**Exercise goal**: Give a verbatim quotation of every record.

**** Dataset records ****

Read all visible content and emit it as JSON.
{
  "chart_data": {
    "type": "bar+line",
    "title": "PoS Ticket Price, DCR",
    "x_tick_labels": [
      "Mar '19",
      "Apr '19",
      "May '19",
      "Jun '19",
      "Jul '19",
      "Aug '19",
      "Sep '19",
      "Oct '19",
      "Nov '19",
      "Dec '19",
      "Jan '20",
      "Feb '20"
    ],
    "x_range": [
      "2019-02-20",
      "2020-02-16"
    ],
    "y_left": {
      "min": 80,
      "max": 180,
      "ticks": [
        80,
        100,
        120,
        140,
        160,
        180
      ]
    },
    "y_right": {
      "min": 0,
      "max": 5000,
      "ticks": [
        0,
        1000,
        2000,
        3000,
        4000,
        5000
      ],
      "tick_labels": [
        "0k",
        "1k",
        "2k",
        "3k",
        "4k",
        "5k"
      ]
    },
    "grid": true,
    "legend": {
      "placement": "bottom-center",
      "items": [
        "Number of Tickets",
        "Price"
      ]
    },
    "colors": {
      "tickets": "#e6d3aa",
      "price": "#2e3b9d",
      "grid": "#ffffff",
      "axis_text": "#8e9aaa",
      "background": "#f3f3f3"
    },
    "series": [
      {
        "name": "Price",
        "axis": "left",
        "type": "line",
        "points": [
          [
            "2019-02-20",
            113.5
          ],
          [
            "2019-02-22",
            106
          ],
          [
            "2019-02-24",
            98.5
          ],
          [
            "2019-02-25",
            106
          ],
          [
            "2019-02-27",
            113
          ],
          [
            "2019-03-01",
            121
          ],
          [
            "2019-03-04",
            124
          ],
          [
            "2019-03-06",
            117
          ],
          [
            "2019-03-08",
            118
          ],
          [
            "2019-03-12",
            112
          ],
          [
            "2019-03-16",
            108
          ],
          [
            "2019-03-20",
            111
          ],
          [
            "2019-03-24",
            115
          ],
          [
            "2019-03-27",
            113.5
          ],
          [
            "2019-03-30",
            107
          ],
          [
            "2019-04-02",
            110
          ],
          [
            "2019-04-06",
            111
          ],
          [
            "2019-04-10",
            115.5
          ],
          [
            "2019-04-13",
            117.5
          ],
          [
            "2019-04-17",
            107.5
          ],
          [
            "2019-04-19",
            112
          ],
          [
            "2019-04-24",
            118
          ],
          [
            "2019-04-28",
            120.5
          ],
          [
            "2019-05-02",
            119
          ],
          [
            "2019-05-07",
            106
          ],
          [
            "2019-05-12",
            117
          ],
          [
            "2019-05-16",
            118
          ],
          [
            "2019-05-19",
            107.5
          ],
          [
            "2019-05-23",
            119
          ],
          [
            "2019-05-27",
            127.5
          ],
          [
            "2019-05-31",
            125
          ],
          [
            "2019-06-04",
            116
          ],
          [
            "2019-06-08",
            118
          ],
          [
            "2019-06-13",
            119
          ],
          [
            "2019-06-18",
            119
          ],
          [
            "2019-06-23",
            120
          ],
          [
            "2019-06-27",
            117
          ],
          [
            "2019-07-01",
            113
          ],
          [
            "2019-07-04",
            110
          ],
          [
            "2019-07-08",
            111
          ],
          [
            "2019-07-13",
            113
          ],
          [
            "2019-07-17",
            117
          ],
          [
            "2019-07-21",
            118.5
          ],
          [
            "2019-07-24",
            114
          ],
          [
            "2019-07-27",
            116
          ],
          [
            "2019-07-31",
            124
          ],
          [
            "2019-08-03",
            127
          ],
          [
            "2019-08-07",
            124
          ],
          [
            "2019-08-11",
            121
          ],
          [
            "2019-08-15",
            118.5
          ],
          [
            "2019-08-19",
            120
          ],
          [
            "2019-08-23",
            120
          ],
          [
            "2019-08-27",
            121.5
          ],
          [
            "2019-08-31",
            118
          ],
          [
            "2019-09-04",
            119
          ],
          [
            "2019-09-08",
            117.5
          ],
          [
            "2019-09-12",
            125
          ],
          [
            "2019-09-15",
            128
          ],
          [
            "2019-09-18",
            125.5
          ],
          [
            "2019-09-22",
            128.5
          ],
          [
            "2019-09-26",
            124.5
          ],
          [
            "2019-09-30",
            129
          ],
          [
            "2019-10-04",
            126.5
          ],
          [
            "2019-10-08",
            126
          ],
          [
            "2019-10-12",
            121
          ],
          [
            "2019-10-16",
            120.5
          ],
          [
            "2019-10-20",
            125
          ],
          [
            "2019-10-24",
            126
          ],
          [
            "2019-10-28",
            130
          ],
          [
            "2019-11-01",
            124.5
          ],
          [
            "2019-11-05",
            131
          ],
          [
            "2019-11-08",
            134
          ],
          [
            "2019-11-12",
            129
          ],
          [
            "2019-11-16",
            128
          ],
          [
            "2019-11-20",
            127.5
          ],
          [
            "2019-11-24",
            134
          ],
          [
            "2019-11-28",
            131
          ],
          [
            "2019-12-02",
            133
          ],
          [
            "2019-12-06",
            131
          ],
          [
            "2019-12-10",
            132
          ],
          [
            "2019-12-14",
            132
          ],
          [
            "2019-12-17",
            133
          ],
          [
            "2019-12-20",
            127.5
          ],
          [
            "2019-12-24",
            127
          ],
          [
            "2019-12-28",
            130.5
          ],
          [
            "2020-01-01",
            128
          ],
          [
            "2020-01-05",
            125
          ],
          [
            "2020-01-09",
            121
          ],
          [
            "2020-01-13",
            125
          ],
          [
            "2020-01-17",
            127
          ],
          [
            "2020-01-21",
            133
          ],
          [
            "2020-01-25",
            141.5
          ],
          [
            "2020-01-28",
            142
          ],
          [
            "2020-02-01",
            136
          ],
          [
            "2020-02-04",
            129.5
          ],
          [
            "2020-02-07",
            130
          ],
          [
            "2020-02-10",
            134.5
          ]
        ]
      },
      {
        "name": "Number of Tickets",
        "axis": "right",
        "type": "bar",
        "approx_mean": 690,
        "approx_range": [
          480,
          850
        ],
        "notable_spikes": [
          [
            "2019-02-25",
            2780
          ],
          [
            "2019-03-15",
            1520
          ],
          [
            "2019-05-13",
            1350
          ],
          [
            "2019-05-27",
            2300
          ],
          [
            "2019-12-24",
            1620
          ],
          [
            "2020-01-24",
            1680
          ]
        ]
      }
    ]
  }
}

****

**Worked solution**:
Read all visible content and emit it as JSON.
{
  "chart_data": {
    "type": "bar+line",
    "title": "PoS Ticket Price, DCR",
    "x_tick_labels": [
      "Mar '19",
      "Apr '19",
      "May '19",
      "Jun '19",
      "Jul '19",
      "Aug '19",
      "Sep '19",
      "Oct '19",
      "Nov '19",
      "Dec '19",
      "Jan '20",
      "Feb '20"
    ],
    "x_range": [
      "2019-02-20",
      "2020-02-16"
    ],
    "y_left": {
      "min": 80,
      "max": 180,
      "ticks": [
        80,
        100,
        120,
        140,
        160,
        180
      ]
    },
    "y_right": {
      "min": 0,
      "max": 5000,
      "ticks": [
        0,
        1000,
        2000,
        3000,
        4000,
        5000
      ],
      "tick_labels": [
        "0k",
        "1k",
        "2k",
        "3k",
        "4k",
        "5k"
      ]
    },
    "grid": true,
    "legend": {
      "placement": "bottom-center",
      "items": [
        "Number of Tickets",
        "Price"
      ]
    },
    "colors": {
      "tickets": "#e6d3aa",
      "price": "#2e3b9d",
      "grid": "#ffffff",
      "axis_text": "#8e9aaa",
      "background": "#f3f3f3"
    },
    "series": [
      {
        "name": "Price",
        "axis": "left",
        "type": "line",
        "points": [
          [
            "2019-02-20",
            113.5
          ],
          [
            "2019-02-22",
            106
          ],
          [
            "2019-02-24",
            98.5
          ],
          [
            "2019-02-25",
            106
          ],
          [
            "2019-02-27",
            113
          ],
          [
            "2019-03-01",
            121
          ],
          [
            "2019-03-04",
            124
          ],
          [
            "2019-03-06",
            117
          ],
          [
            "2019-03-08",
            118
          ],
          [
            "2019-03-12",
            112
          ],
          [
            "2019-03-16",
            108
          ],
          [
            "2019-03-20",
            111
          ],
          [
            "2019-03-24",
            115
          ],
          [
            "2019-03-27",
            113.5
          ],
          [
            "2019-03-30",
            107
          ],
          [
            "2019-04-02",
            110
          ],
          [
            "2019-04-06",
            111
          ],
          [
            "2019-04-10",
            115.5
          ],
          [
            "2019-04-13",
            117.5
          ],
          [
            "2019-04-17",
            107.5
          ],
          [
            "2019-04-19",
            112
          ],
          [
            "2019-04-24",
            118
          ],
          [
            "2019-04-28",
            120.5
          ],
          [
            "2019-05-02",
            119
          ],
          [
            "2019-05-07",
            106
          ],
          [
            "2019-05-12",
            117
          ],
          [
            "2019-05-16",
            118
          ],
          [
            "2019-05-19",
            107.5
          ],
          [
            "2019-05-23",
            119
          ],
          [
            "2019-05-27",
            127.5
          ],
          [
            "2019-05-31",
            125
          ],
          [
            "2019-06-04",
            116
          ],
          [
            "2019-06-08",
            118
          ],
          [
            "2019-06-13",
            119
          ],
          [
            "2019-06-18",
            119
          ],
          [
            "2019-06-23",
            120
          ],
          [
            "2019-06-27",
            117
          ],
          [
            "2019-07-01",
            113
          ],
          [
            "2019-07-04",
            110
          ],
          [
            "2019-07-08",
            111
          ],
          [
            "2019-07-13",
            113
          ],
          [
            "2019-07-17",
            117
          ],
          [
            "2019-07-21",
            118.5
          ],
          [
            "2019-07-24",
            114
          ],
          [
            "2019-07-27",
            116
          ],
          [
            "2019-07-31",
            124
          ],
          [
            "2019-08-03",
            127
          ],
          [
            "2019-08-07",
            124
          ],
          [
            "2019-08-11",
            121
          ],
          [
            "2019-08-15",
            118.5
          ],
          [
            "2019-08-19",
            120
          ],
          [
            "2019-08-23",
            120
          ],
          [
            "2019-08-27",
            121.5
          ],
          [
            "2019-08-31",
            118
          ],
          [
            "2019-09-04",
            119
          ],
          [
            "2019-09-08",
            117.5
          ],
          [
            "2019-09-12",
            125
          ],
          [
            "2019-09-15",
            128
          ],
          [
            "2019-09-18",
            125.5
          ],
          [
            "2019-09-22",
            128.5
          ],
          [
            "2019-09-26",
            124.5
          ],
          [
            "2019-09-30",
            129
          ],
          [
            "2019-10-04",
            126.5
          ],
          [
            "2019-10-08",
            126
          ],
          [
            "2019-10-12",
            121
          ],
          [
            "2019-10-16",
            120.5
          ],
          [
            "2019-10-20",
            125
          ],
          [
            "2019-10-24",
            126
          ],
          [
            "2019-10-28",
            130
          ],
          [
            "2019-11-01",
            124.5
          ],
          [
            "2019-11-05",
            131
          ],
          [
            "2019-11-08",
            134
          ],
          [
            "2019-11-12",
            129
          ],
          [
            "2019-11-16",
            128
          ],
          [
            "2019-11-20",
            127.5
          ],
          [
            "2019-11-24",
            134
          ],
          [
            "2019-11-28",
            131
          ],
          [
            "2019-12-02",
            133
          ],
          [
            "2019-12-06",
            131
          ],
          [
            "2019-12-10",
            132
          ],
          [
            "2019-12-14",
            132
          ],
          [
            "2019-12-17",
            133
          ],
          [
            "2019-12-20",
            127.5
          ],
          [
            "2019-12-24",
            127
          ],
          [
            "2019-12-28",
            130.5
          ],
          [
            "2020-01-01",
            128
          ],
          [
            "2020-01-05",
            125
          ],
          [
            "2020-01-09",
            121
          ],
          [
            "2020-01-13",
            125
          ],
          [
            "2020-01-17",
            127
          ],
          [
            "2020-01-21",
            133
          ],
          [
            "2020-01-25",
            141.5
          ],
          [
            "2020-01-28",
            142
          ],
          [
            "2020-02-01",
            136
          ],
          [
            "2020-02-04",
            129.5
          ],
          [
            "2020-02-07",
            130
          ],
          [
            "2020-02-10",
            134.5
          ]
        ]
      },
      {
        "name": "Number of Tickets",
        "axis": "right",
        "type": "bar",
        "approx_mean": 690,
        "approx_range": [
          480,
          850
        ],
        "notable_spikes": [
          [
            "2019-02-25",
            2780
          ],
          [
            "2019-03-15",
            1520
          ],
          [
            "2019-05-13",
            1350
          ],
          [
            "2019-05-27",
            2300
          ],
          [
            "2019-12-24",
            1620
          ],
          [
            "2020-01-24",
            1680
          ]
        ]
      }
    ]
  }
}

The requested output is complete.